▶ WHAT IS NEEDED
Find how many lines hold the word "Test" and give that number only.

▶ TASK INPUT
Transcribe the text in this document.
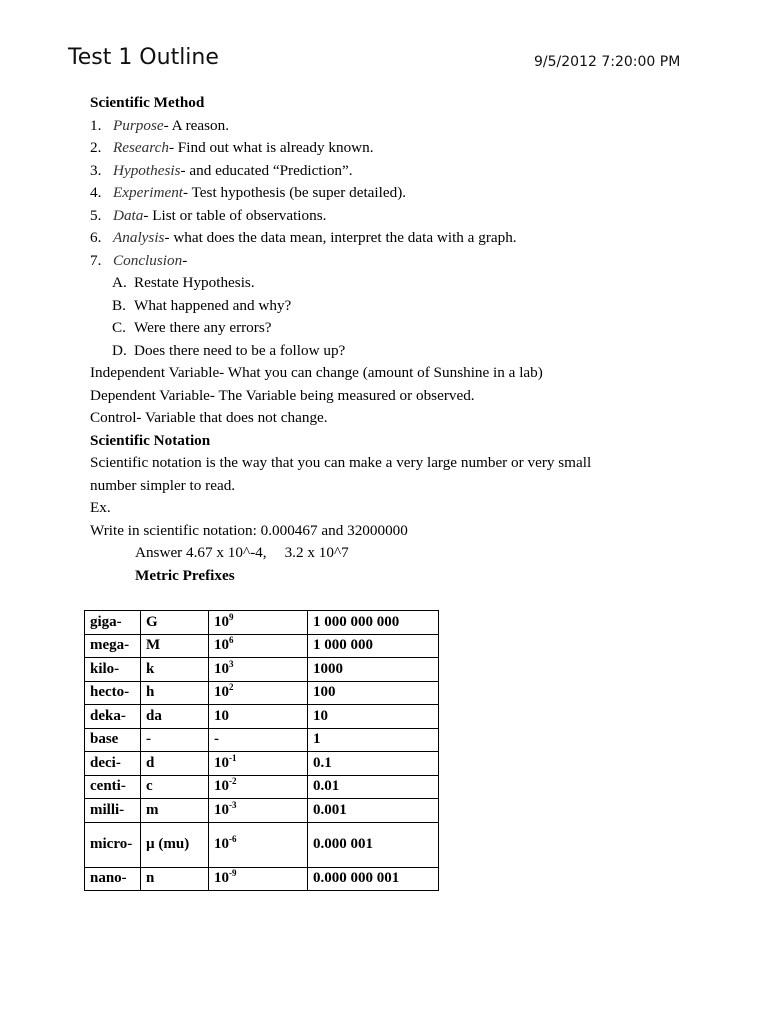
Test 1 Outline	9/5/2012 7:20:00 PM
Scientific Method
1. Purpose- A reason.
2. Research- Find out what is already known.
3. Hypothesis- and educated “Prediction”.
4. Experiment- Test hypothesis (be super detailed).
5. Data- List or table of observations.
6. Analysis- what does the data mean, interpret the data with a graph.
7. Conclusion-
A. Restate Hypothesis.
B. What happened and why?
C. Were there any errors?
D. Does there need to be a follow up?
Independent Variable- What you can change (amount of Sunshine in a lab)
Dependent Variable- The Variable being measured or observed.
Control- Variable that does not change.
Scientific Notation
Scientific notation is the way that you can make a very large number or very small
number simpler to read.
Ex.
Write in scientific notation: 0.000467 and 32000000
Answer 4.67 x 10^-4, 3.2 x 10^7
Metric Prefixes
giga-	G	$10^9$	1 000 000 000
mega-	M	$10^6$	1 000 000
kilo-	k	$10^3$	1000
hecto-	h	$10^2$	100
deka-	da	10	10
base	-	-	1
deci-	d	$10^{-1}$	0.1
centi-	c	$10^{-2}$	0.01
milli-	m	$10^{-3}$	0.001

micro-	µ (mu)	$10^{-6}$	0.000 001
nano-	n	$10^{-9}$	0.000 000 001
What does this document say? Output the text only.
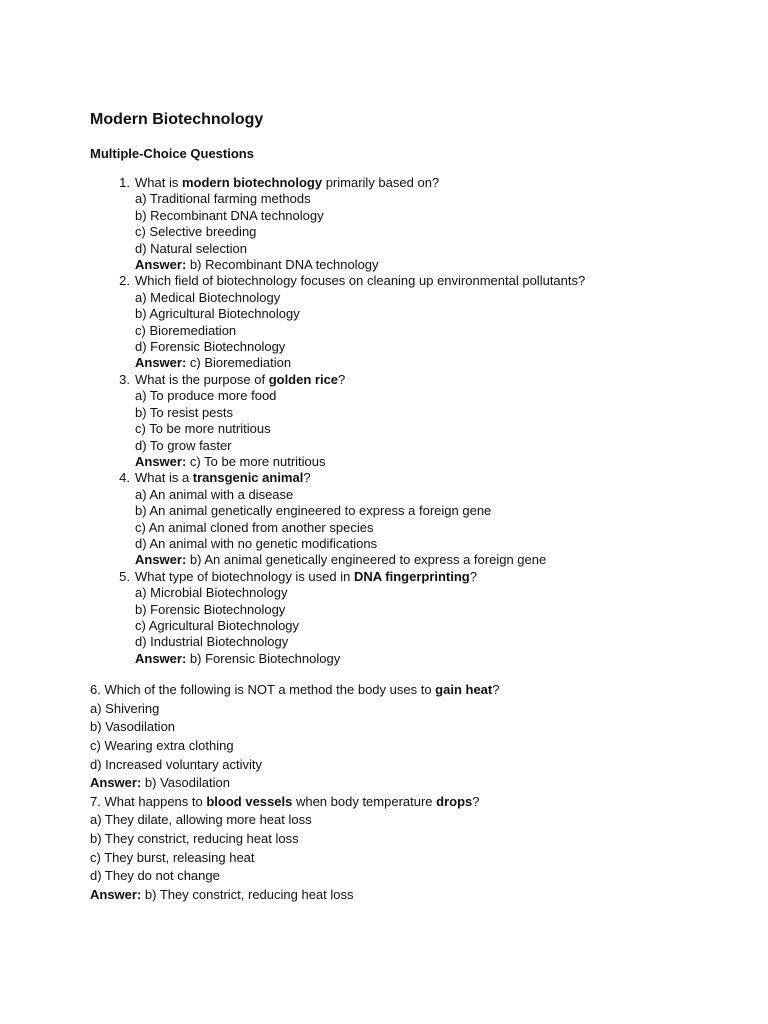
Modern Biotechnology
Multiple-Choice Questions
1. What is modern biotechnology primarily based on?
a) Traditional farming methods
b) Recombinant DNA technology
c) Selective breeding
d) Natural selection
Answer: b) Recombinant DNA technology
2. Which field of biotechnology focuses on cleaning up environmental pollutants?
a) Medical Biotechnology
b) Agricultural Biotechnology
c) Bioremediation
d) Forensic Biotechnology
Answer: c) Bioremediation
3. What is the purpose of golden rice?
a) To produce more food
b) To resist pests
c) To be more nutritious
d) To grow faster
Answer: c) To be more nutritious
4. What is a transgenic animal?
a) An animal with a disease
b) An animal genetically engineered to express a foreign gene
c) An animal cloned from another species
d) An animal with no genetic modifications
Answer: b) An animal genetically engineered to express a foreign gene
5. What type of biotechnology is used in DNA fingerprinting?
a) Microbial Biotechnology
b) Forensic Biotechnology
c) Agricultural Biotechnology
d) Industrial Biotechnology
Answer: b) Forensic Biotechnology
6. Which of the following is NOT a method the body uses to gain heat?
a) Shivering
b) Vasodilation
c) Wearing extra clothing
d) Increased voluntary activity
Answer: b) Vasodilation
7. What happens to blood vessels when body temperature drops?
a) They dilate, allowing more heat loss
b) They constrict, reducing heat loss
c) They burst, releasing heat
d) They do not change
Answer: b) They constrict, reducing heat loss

* * *

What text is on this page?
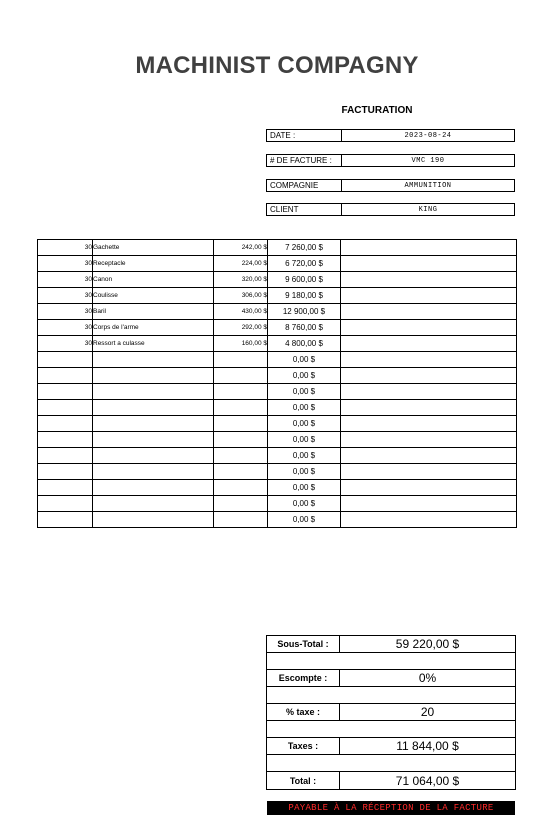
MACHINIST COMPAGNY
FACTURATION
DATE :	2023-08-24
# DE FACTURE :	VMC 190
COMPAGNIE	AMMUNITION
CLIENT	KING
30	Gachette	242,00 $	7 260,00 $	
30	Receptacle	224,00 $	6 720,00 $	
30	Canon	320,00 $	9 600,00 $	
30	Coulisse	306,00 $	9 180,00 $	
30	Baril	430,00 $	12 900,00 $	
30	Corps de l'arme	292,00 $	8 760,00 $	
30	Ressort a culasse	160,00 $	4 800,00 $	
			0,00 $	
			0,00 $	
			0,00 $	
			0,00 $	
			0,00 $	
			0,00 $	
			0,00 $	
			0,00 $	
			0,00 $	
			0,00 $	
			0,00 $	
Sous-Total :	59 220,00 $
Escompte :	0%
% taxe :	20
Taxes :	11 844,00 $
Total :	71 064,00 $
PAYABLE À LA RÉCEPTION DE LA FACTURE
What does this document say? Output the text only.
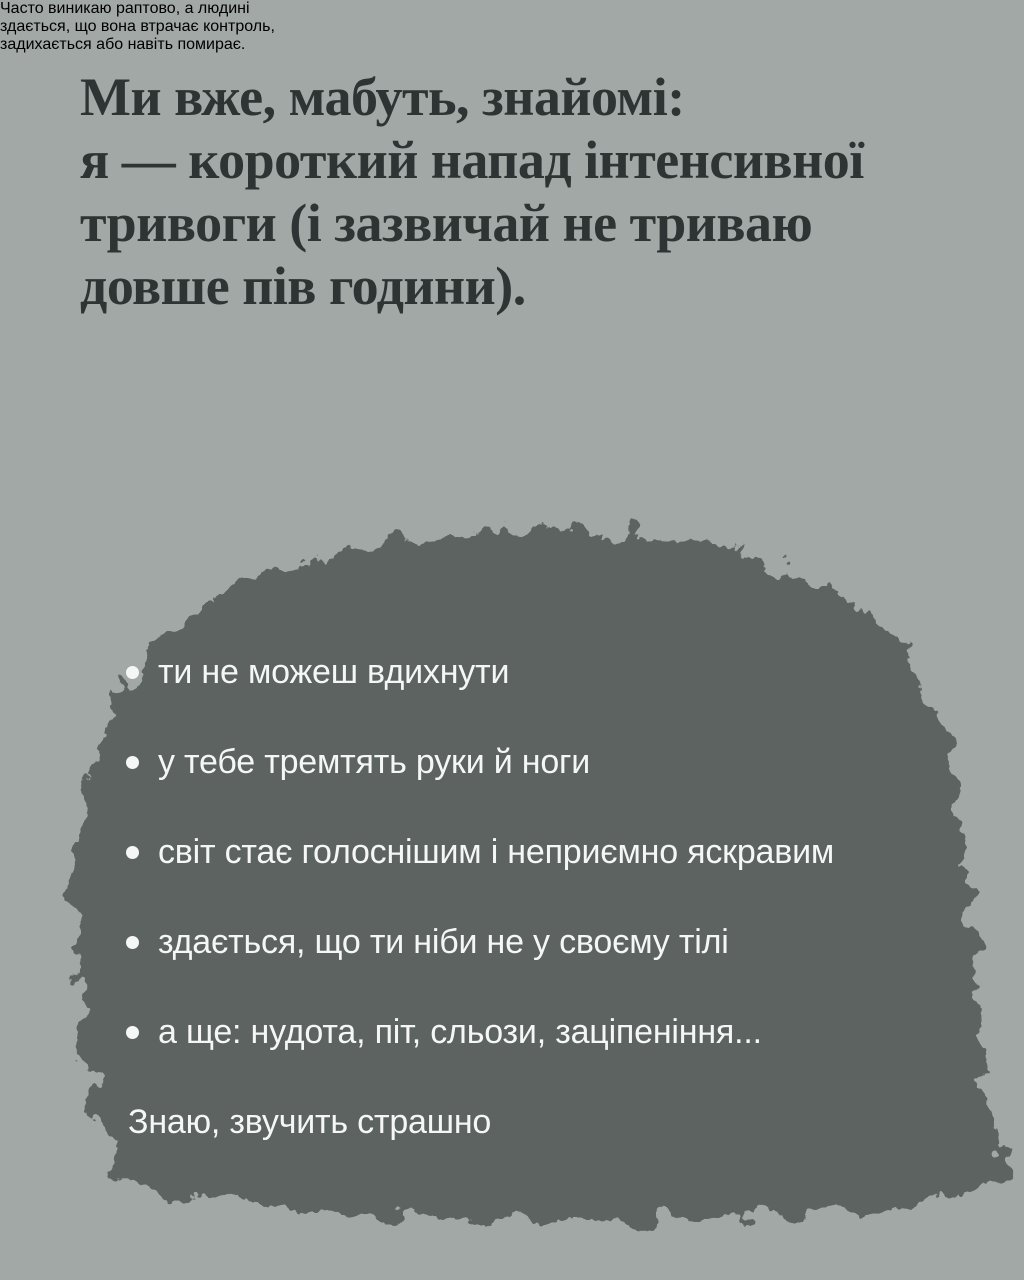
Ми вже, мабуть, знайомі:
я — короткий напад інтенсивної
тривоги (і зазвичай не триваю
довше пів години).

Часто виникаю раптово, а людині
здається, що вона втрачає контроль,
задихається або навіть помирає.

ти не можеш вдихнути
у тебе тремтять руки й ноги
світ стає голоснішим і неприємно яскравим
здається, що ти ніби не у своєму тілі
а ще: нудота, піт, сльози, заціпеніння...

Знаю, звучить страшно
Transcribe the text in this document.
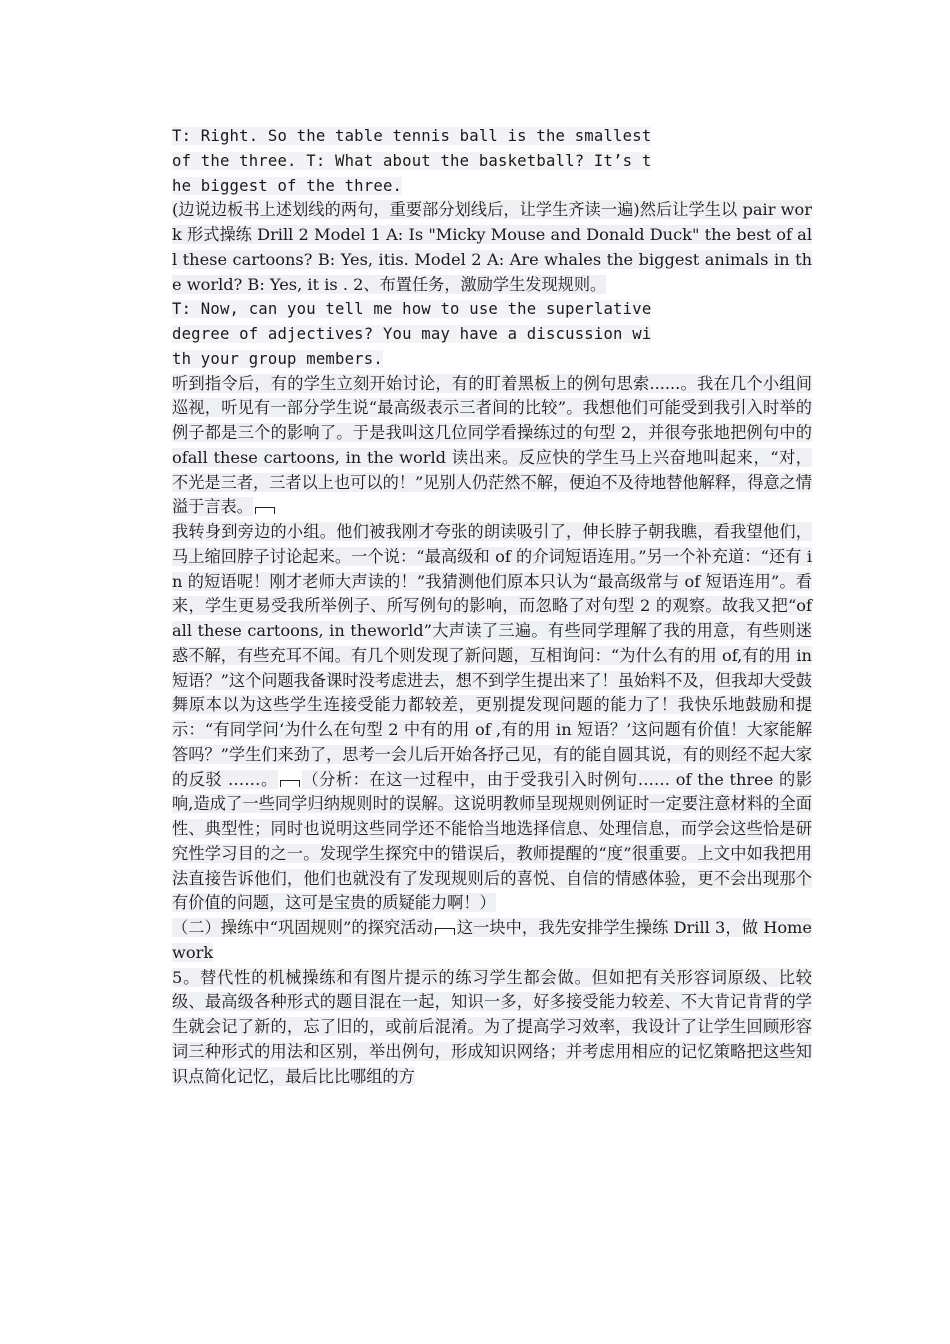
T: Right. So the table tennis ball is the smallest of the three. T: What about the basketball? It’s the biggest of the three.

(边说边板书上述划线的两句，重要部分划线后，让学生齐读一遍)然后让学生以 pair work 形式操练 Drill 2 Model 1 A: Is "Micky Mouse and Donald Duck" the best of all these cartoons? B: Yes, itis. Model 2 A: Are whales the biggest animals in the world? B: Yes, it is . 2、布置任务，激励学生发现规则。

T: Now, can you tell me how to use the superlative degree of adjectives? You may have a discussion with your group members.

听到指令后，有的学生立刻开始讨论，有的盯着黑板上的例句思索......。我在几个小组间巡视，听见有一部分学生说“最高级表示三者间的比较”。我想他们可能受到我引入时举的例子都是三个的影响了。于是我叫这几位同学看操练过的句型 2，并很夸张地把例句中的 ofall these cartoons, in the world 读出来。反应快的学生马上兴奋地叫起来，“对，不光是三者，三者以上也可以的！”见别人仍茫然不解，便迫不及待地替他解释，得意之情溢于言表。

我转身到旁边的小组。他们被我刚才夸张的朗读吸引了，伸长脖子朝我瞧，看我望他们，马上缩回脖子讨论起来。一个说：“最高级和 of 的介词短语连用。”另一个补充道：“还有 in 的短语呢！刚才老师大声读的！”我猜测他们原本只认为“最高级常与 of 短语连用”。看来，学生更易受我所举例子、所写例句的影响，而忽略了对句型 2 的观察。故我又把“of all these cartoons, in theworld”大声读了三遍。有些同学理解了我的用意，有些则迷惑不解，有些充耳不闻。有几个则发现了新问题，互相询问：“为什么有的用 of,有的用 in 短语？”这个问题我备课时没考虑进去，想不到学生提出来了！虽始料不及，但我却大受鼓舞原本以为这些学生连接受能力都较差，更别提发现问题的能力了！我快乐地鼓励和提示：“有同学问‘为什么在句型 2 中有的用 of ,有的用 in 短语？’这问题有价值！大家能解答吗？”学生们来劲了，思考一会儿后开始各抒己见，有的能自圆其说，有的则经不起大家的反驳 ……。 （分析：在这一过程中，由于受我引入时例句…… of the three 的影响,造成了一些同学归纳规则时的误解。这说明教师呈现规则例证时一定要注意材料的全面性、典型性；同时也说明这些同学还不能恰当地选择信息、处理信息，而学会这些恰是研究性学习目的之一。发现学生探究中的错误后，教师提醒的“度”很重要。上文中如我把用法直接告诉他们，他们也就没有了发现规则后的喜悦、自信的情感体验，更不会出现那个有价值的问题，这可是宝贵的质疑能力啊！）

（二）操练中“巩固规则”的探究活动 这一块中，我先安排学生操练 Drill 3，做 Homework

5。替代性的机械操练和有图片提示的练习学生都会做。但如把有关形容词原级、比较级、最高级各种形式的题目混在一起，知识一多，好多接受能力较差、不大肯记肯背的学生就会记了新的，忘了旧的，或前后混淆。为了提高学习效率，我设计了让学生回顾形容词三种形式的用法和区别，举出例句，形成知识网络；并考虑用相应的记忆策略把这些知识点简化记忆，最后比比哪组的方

* * *

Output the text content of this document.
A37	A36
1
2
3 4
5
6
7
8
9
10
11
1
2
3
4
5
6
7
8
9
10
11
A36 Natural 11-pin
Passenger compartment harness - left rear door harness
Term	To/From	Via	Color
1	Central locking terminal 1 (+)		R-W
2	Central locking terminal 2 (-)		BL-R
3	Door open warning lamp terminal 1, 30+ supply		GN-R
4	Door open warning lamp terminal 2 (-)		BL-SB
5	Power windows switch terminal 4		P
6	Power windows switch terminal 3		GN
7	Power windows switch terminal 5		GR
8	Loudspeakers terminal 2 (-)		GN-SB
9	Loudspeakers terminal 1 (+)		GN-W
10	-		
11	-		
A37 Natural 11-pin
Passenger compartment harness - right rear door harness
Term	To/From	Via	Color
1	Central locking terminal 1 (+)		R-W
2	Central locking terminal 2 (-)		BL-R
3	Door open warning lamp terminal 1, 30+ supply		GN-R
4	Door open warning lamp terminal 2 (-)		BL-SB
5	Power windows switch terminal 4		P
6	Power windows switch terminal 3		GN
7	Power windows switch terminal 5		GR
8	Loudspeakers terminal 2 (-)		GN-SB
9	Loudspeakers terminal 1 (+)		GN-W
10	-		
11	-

▶ SOLUTION
2